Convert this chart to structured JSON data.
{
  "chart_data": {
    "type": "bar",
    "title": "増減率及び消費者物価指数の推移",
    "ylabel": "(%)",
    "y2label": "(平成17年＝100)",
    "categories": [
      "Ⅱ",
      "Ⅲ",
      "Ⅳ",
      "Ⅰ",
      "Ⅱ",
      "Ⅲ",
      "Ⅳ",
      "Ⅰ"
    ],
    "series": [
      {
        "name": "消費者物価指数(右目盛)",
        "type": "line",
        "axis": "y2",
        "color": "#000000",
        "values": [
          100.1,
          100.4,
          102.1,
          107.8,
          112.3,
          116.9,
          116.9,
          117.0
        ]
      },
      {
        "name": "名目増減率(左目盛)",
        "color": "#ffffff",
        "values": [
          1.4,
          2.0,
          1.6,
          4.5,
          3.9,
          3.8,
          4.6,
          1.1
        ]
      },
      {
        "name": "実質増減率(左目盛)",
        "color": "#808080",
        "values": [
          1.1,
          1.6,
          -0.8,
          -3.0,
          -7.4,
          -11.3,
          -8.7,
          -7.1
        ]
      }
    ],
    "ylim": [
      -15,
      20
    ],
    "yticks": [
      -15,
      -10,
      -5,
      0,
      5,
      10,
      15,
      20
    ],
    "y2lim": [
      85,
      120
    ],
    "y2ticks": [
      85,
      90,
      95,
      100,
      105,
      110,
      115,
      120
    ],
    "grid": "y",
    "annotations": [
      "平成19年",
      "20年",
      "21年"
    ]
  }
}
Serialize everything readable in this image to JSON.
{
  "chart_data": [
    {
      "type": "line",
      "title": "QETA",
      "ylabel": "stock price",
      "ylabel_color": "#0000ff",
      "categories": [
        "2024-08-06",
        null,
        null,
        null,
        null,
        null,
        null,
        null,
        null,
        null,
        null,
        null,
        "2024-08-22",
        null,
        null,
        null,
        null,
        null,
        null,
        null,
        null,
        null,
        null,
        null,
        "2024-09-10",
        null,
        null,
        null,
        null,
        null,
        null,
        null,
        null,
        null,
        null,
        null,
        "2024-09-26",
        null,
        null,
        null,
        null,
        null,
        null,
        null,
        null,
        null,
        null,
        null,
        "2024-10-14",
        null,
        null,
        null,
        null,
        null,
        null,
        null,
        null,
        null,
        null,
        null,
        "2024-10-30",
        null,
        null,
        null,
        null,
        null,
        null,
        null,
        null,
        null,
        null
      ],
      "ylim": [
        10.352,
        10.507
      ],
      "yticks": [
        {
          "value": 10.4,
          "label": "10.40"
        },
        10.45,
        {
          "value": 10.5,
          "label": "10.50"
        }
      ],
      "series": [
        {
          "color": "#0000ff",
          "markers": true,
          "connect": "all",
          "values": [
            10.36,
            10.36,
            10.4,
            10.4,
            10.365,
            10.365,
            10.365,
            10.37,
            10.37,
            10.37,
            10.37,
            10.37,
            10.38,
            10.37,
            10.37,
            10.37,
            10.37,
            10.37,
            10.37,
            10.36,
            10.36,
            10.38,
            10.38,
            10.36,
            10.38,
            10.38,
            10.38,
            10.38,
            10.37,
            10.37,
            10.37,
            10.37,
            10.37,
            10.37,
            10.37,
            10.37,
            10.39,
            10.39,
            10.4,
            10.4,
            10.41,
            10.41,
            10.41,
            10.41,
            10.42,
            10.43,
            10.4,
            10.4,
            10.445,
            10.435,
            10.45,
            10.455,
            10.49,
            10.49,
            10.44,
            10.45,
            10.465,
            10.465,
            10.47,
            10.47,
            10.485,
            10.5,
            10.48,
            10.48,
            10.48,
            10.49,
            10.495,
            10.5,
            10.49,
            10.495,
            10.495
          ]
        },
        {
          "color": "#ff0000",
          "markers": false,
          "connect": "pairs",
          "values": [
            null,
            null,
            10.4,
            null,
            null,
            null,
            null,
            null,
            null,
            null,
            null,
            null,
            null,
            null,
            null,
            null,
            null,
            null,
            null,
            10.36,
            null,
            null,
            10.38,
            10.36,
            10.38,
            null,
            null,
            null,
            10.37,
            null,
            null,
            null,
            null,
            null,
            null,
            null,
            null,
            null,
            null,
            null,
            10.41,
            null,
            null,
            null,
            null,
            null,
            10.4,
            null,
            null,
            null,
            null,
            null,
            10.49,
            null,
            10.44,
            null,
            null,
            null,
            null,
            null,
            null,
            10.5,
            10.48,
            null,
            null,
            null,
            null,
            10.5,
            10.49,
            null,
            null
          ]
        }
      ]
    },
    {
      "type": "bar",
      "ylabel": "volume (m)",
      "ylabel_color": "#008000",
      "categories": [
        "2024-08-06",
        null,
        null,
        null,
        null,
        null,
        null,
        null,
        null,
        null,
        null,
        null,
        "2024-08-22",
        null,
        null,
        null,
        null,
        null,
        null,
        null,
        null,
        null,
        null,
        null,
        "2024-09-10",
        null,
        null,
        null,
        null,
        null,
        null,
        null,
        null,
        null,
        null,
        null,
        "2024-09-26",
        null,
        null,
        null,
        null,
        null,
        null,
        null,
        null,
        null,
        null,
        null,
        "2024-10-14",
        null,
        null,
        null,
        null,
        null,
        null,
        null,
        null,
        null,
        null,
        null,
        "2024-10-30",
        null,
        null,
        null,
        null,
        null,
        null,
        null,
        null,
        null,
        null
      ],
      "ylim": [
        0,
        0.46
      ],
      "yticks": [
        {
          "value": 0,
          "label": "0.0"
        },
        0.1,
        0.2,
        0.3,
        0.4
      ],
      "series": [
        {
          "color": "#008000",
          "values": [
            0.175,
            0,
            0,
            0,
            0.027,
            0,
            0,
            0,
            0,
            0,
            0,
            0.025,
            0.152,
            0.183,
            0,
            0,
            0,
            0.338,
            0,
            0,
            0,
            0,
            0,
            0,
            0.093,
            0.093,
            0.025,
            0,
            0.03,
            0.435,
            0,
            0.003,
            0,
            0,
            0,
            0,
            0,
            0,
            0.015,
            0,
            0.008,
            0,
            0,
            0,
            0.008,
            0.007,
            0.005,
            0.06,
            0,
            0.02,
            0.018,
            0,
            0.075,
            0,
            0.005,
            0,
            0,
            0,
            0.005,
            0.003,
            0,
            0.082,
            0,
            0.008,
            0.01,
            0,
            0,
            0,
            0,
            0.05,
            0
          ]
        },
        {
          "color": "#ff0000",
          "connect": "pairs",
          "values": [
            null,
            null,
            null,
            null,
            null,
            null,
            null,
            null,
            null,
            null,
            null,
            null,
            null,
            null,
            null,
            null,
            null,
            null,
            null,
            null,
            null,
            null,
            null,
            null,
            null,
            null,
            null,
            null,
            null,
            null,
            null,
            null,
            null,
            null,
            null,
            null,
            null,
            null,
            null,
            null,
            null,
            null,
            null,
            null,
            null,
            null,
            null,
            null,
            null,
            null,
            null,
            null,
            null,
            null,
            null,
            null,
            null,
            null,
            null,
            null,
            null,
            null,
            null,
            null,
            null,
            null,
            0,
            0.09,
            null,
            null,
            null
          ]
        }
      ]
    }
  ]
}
• • • • • • •
Required work
The records above should be restated word for word, please.

The output
Convert this chart to structured JSON data.
{
  "chart_data": {
    "type": "bar",
    "title": "増減率及び消費者物価指数の推移",
    "ylabel": "(%)",
    "y2label": "(平成17年＝100)",
    "categories": [
      "Ⅱ",
      "Ⅲ",
      "Ⅳ",
      "Ⅰ",
      "Ⅱ",
      "Ⅲ",
      "Ⅳ",
      "Ⅰ"
    ],
    "series": [
      {
        "name": "消費者物価指数(右目盛)",
        "type": "line",
        "axis": "y2",
        "color": "#000000",
        "values": [
          100.1,
          100.4,
          102.1,
          107.8,
          112.3,
          116.9,
          116.9,
          117.0
        ]
      },
      {
        "name": "名目増減率(左目盛)",
        "color": "#ffffff",
        "values": [
          1.4,
          2.0,
          1.6,
          4.5,
          3.9,
          3.8,
          4.6,
          1.1
        ]
      },
      {
        "name": "実質増減率(左目盛)",
        "color": "#808080",
        "values": [
          1.1,
          1.6,
          -0.8,
          -3.0,
          -7.4,
          -11.3,
          -8.7,
          -7.1
        ]
      }
    ],
    "ylim": [
      -15,
      20
    ],
    "yticks": [
      -15,
      -10,
      -5,
      0,
      5,
      10,
      15,
      20
    ],
    "y2lim": [
      85,
      120
    ],
    "y2ticks": [
      85,
      90,
      95,
      100,
      105,
      110,
      115,
      120
    ],
    "grid": "y",
    "annotations": [
      "平成19年",
      "20年",
      "21年"
    ]
  }
}
Serialize everything readable in this image to JSON.
{
  "chart_data": [
    {
      "type": "line",
      "title": "QETA",
      "ylabel": "stock price",
      "ylabel_color": "#0000ff",
      "categories": [
        "2024-08-06",
        null,
        null,
        null,
        null,
        null,
        null,
        null,
        null,
        null,
        null,
        null,
        "2024-08-22",
        null,
        null,
        null,
        null,
        null,
        null,
        null,
        null,
        null,
        null,
        null,
        "2024-09-10",
        null,
        null,
        null,
        null,
        null,
        null,
        null,
        null,
        null,
        null,
        null,
        "2024-09-26",
        null,
        null,
        null,
        null,
        null,
        null,
        null,
        null,
        null,
        null,
        null,
        "2024-10-14",
        null,
        null,
        null,
        null,
        null,
        null,
        null,
        null,
        null,
        null,
        null,
        "2024-10-30",
        null,
        null,
        null,
        null,
        null,
        null,
        null,
        null,
        null,
        null
      ],
      "ylim": [
        10.352,
        10.507
      ],
      "yticks": [
        {
          "value": 10.4,
          "label": "10.40"
        },
        10.45,
        {
          "value": 10.5,
          "label": "10.50"
        }
      ],
      "series": [
        {
          "color": "#0000ff",
          "markers": true,
          "connect": "all",
          "values": [
            10.36,
            10.36,
            10.4,
            10.4,
            10.365,
            10.365,
            10.365,
            10.37,
            10.37,
            10.37,
            10.37,
            10.37,
            10.38,
            10.37,
            10.37,
            10.37,
            10.37,
            10.37,
            10.37,
            10.36,
            10.36,
            10.38,
            10.38,
            10.36,
            10.38,
            10.38,
            10.38,
            10.38,
            10.37,
            10.37,
            10.37,
            10.37,
            10.37,
            10.37,
            10.37,
            10.37,
            10.39,
            10.39,
            10.4,
            10.4,
            10.41,
            10.41,
            10.41,
            10.41,
            10.42,
            10.43,
            10.4,
            10.4,
            10.445,
            10.435,
            10.45,
            10.455,
            10.49,
            10.49,
            10.44,
            10.45,
            10.465,
            10.465,
            10.47,
            10.47,
            10.485,
            10.5,
            10.48,
            10.48,
            10.48,
            10.49,
            10.495,
            10.5,
            10.49,
            10.495,
            10.495
          ]
        },
        {
          "color": "#ff0000",
          "markers": false,
          "connect": "pairs",
          "values": [
            null,
            null,
            10.4,
            null,
            null,
            null,
            null,
            null,
            null,
            null,
            null,
            null,
            null,
            null,
            null,
            null,
            null,
            null,
            null,
            10.36,
            null,
            null,
            10.38,
            10.36,
            10.38,
            null,
            null,
            null,
            10.37,
            null,
            null,
            null,
            null,
            null,
            null,
            null,
            null,
            null,
            null,
            null,
            10.41,
            null,
            null,
            null,
            null,
            null,
            10.4,
            null,
            null,
            null,
            null,
            null,
            10.49,
            null,
            10.44,
            null,
            null,
            null,
            null,
            null,
            null,
            10.5,
            10.48,
            null,
            null,
            null,
            null,
            10.5,
            10.49,
            null,
            null
          ]
        }
      ]
    },
    {
      "type": "bar",
      "ylabel": "volume (m)",
      "ylabel_color": "#008000",
      "categories": [
        "2024-08-06",
        null,
        null,
        null,
        null,
        null,
        null,
        null,
        null,
        null,
        null,
        null,
        "2024-08-22",
        null,
        null,
        null,
        null,
        null,
        null,
        null,
        null,
        null,
        null,
        null,
        "2024-09-10",
        null,
        null,
        null,
        null,
        null,
        null,
        null,
        null,
        null,
        null,
        null,
        "2024-09-26",
        null,
        null,
        null,
        null,
        null,
        null,
        null,
        null,
        null,
        null,
        null,
        "2024-10-14",
        null,
        null,
        null,
        null,
        null,
        null,
        null,
        null,
        null,
        null,
        null,
        "2024-10-30",
        null,
        null,
        null,
        null,
        null,
        null,
        null,
        null,
        null,
        null
      ],
      "ylim": [
        0,
        0.46
      ],
      "yticks": [
        {
          "value": 0,
          "label": "0.0"
        },
        0.1,
        0.2,
        0.3,
        0.4
      ],
      "series": [
        {
          "color": "#008000",
          "values": [
            0.175,
            0,
            0,
            0,
            0.027,
            0,
            0,
            0,
            0,
            0,
            0,
            0.025,
            0.152,
            0.183,
            0,
            0,
            0,
            0.338,
            0,
            0,
            0,
            0,
            0,
            0,
            0.093,
            0.093,
            0.025,
            0,
            0.03,
            0.435,
            0,
            0.003,
            0,
            0,
            0,
            0,
            0,
            0,
            0.015,
            0,
            0.008,
            0,
            0,
            0,
            0.008,
            0.007,
            0.005,
            0.06,
            0,
            0.02,
            0.018,
            0,
            0.075,
            0,
            0.005,
            0,
            0,
            0,
            0.005,
            0.003,
            0,
            0.082,
            0,
            0.008,
            0.01,
            0,
            0,
            0,
            0,
            0.05,
            0
          ]
        },
        {
          "color": "#ff0000",
          "connect": "pairs",
          "values": [
            null,
            null,
            null,
            null,
            null,
            null,
            null,
            null,
            null,
            null,
            null,
            null,
            null,
            null,
            null,
            null,
            null,
            null,
            null,
            null,
            null,
            null,
            null,
            null,
            null,
            null,
            null,
            null,
            null,
            null,
            null,
            null,
            null,
            null,
            null,
            null,
            null,
            null,
            null,
            null,
            null,
            null,
            null,
            null,
            null,
            null,
            null,
            null,
            null,
            null,
            null,
            null,
            null,
            null,
            null,
            null,
            null,
            null,
            null,
            null,
            null,
            null,
            null,
            null,
            null,
            null,
            0,
            0.09,
            null,
            null,
            null
          ]
        }
      ]
    }
  ]
}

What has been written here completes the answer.